Data listing
[start]
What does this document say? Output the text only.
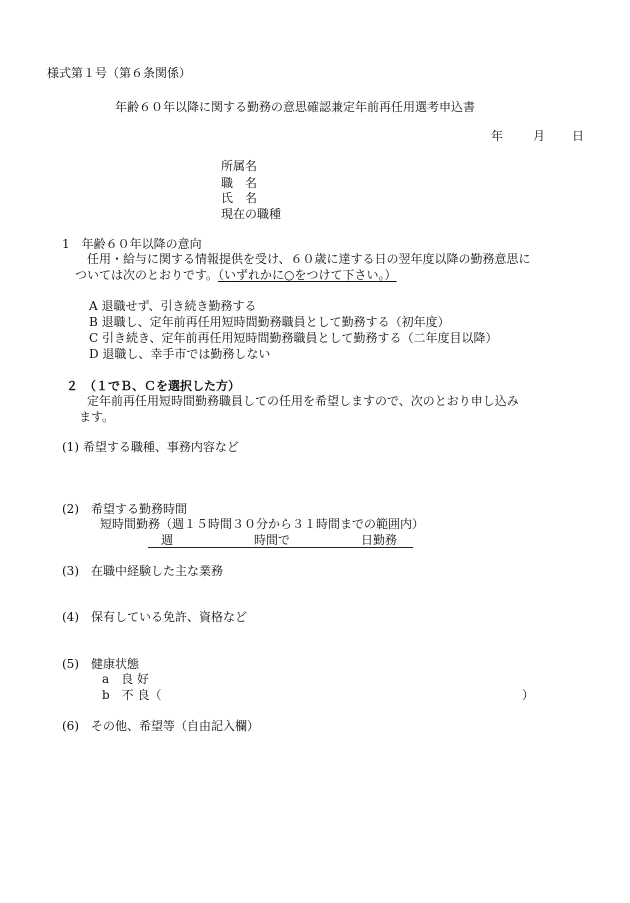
様式第１号（第６条関係）
年齢６０年以降に関する勤務の意思確認兼定年前再任用選考申込書
年 月 日
所属名
職　名
氏　名
現在の職種
1　年齢６０年以降の意向
任用・給与に関する情報提供を受け、６０歳に達する日の翌年度以降の勤務意思に
ついては次のとおりです。（いずれかに○をつけて下さい。）
A 退職せず、引き続き勤務する
B 退職し、定年前再任用短時間勤務職員として勤務する（初年度）
C 引き続き、定年前再任用短時間勤務職員として勤務する（二年度目以降）
D 退職し、幸手市では勤務しない
２　（１でＢ、Ｃを選択した方）
定年前再任用短時間勤務職員しての任用を希望しますので、次のとおり申し込み
ます。
(1) 希望する職種、事務内容など
(2)　希望する勤務時間
短時間勤務（週１５時間３０分から３１時間までの範囲内）
週	時間で	日勤務
(3)　在職中経験した主な業務
(4)　保有している免許、資格など
(5)　健康状態
a　良 好
b　不 良（	）
(6)　その他、希望等（自由記入欄）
[end]
Requirement
Restate each entry word for word, leaving out any pictures.

Solution to this task
What does this document say? Output the text only.
様式第１号（第６条関係）
年齢６０年以降に関する勤務の意思確認兼定年前再任用選考申込書
年 月 日
所属名
職　名
氏　名
現在の職種
1　年齢６０年以降の意向
任用・給与に関する情報提供を受け、６０歳に達する日の翌年度以降の勤務意思に
ついては次のとおりです。（いずれかに○をつけて下さい。）
A 退職せず、引き続き勤務する
B 退職し、定年前再任用短時間勤務職員として勤務する（初年度）
C 引き続き、定年前再任用短時間勤務職員として勤務する（二年度目以降）
D 退職し、幸手市では勤務しない
２　（１でＢ、Ｃを選択した方）
定年前再任用短時間勤務職員しての任用を希望しますので、次のとおり申し込み
ます。
(1) 希望する職種、事務内容など
(2)　希望する勤務時間
短時間勤務（週１５時間３０分から３１時間までの範囲内）
週	時間で	日勤務
(3)　在職中経験した主な業務
(4)　保有している免許、資格など
(5)　健康状態
a　良 好
b　不 良（	）
(6)　その他、希望等（自由記入欄）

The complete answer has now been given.